Give every entry again, word for word.

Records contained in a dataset

[start]

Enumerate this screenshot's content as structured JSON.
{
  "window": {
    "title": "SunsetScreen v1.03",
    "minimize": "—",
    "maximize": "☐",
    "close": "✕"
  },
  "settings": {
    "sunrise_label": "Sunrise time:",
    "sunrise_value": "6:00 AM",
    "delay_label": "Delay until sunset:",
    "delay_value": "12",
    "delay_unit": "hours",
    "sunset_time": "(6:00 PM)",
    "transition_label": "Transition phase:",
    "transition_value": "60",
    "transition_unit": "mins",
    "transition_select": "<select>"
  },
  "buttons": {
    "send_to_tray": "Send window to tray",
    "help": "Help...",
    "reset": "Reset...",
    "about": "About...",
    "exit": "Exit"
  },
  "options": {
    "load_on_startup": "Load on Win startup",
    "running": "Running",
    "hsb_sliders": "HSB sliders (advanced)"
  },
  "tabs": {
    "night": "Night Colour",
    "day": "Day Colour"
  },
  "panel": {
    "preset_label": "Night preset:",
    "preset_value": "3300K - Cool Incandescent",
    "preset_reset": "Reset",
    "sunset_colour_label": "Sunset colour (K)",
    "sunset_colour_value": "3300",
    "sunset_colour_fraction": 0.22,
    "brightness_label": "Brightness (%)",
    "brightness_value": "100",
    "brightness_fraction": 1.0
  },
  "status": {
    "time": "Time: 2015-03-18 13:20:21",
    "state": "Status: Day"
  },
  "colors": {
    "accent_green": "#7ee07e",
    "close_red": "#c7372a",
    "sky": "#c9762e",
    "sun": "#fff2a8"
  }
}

[end]

* Exercise response *
Enumerate this screenshot's content as structured JSON.
{
  "window": {
    "title": "SunsetScreen v1.03",
    "minimize": "—",
    "maximize": "☐",
    "close": "✕"
  },
  "settings": {
    "sunrise_label": "Sunrise time:",
    "sunrise_value": "6:00 AM",
    "delay_label": "Delay until sunset:",
    "delay_value": "12",
    "delay_unit": "hours",
    "sunset_time": "(6:00 PM)",
    "transition_label": "Transition phase:",
    "transition_value": "60",
    "transition_unit": "mins",
    "transition_select": "<select>"
  },
  "buttons": {
    "send_to_tray": "Send window to tray",
    "help": "Help...",
    "reset": "Reset...",
    "about": "About...",
    "exit": "Exit"
  },
  "options": {
    "load_on_startup": "Load on Win startup",
    "running": "Running",
    "hsb_sliders": "HSB sliders (advanced)"
  },
  "tabs": {
    "night": "Night Colour",
    "day": "Day Colour"
  },
  "panel": {
    "preset_label": "Night preset:",
    "preset_value": "3300K - Cool Incandescent",
    "preset_reset": "Reset",
    "sunset_colour_label": "Sunset colour (K)",
    "sunset_colour_value": "3300",
    "sunset_colour_fraction": 0.22,
    "brightness_label": "Brightness (%)",
    "brightness_value": "100",
    "brightness_fraction": 1.0
  },
  "status": {
    "time": "Time: 2015-03-18 13:20:21",
    "state": "Status: Day"
  },
  "colors": {
    "accent_green": "#7ee07e",
    "close_red": "#c7372a",
    "sky": "#c9762e",
    "sun": "#fff2a8"
  }
}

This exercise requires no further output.